§ Task to complete
Print the whole listing exactly.
☆ ☆ ☆ ☆
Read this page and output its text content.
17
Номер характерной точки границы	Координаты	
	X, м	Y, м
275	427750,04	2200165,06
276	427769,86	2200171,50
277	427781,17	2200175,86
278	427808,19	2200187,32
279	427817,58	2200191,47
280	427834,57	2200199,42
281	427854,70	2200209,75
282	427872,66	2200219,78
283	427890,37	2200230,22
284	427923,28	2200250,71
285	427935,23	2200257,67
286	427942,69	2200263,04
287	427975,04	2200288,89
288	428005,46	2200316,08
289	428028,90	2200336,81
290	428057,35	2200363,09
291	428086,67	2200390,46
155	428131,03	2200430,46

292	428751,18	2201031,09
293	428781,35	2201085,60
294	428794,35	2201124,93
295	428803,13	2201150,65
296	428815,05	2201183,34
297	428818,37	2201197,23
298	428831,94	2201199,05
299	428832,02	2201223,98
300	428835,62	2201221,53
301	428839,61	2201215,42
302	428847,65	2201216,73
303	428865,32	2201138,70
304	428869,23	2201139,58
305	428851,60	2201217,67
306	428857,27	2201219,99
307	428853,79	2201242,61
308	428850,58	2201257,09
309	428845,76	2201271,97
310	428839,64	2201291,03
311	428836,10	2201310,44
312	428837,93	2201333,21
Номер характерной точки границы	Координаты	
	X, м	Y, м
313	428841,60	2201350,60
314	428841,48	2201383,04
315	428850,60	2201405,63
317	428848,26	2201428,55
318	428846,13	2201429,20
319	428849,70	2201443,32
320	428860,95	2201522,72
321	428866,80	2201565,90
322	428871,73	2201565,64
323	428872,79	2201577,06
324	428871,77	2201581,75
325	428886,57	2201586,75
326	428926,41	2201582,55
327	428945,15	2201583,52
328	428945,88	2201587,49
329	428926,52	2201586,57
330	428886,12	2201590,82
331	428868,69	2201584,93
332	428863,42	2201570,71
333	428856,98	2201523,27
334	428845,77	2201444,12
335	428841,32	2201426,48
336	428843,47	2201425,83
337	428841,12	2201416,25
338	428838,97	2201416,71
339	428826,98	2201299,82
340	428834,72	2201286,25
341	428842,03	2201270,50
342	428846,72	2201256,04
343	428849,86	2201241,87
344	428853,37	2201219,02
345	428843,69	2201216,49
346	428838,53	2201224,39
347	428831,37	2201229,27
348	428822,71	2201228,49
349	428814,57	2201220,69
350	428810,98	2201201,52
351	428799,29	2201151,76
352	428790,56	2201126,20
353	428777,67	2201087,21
☆ ☆ ☆ ☆
§ Written reply
Read this page and output its text content.
17
Номер характерной точки границы	Координаты	
	X, м	Y, м
275	427750,04	2200165,06
276	427769,86	2200171,50
277	427781,17	2200175,86
278	427808,19	2200187,32
279	427817,58	2200191,47
280	427834,57	2200199,42
281	427854,70	2200209,75
282	427872,66	2200219,78
283	427890,37	2200230,22
284	427923,28	2200250,71
285	427935,23	2200257,67
286	427942,69	2200263,04
287	427975,04	2200288,89
288	428005,46	2200316,08
289	428028,90	2200336,81
290	428057,35	2200363,09
291	428086,67	2200390,46
155	428131,03	2200430,46

292	428751,18	2201031,09
293	428781,35	2201085,60
294	428794,35	2201124,93
295	428803,13	2201150,65
296	428815,05	2201183,34
297	428818,37	2201197,23
298	428831,94	2201199,05
299	428832,02	2201223,98
300	428835,62	2201221,53
301	428839,61	2201215,42
302	428847,65	2201216,73
303	428865,32	2201138,70
304	428869,23	2201139,58
305	428851,60	2201217,67
306	428857,27	2201219,99
307	428853,79	2201242,61
308	428850,58	2201257,09
309	428845,76	2201271,97
310	428839,64	2201291,03
311	428836,10	2201310,44
312	428837,93	2201333,21
Номер характерной точки границы	Координаты	
	X, м	Y, м
313	428841,60	2201350,60
314	428841,48	2201383,04
315	428850,60	2201405,63
317	428848,26	2201428,55
318	428846,13	2201429,20
319	428849,70	2201443,32
320	428860,95	2201522,72
321	428866,80	2201565,90
322	428871,73	2201565,64
323	428872,79	2201577,06
324	428871,77	2201581,75
325	428886,57	2201586,75
326	428926,41	2201582,55
327	428945,15	2201583,52
328	428945,88	2201587,49
329	428926,52	2201586,57
330	428886,12	2201590,82
331	428868,69	2201584,93
332	428863,42	2201570,71
333	428856,98	2201523,27
334	428845,77	2201444,12
335	428841,32	2201426,48
336	428843,47	2201425,83
337	428841,12	2201416,25
338	428838,97	2201416,71
339	428826,98	2201299,82
340	428834,72	2201286,25
341	428842,03	2201270,50
342	428846,72	2201256,04
343	428849,86	2201241,87
344	428853,37	2201219,02
345	428843,69	2201216,49
346	428838,53	2201224,39
347	428831,37	2201229,27
348	428822,71	2201228,49
349	428814,57	2201220,69
350	428810,98	2201201,52
351	428799,29	2201151,76
352	428790,56	2201126,20
353	428777,67	2201087,21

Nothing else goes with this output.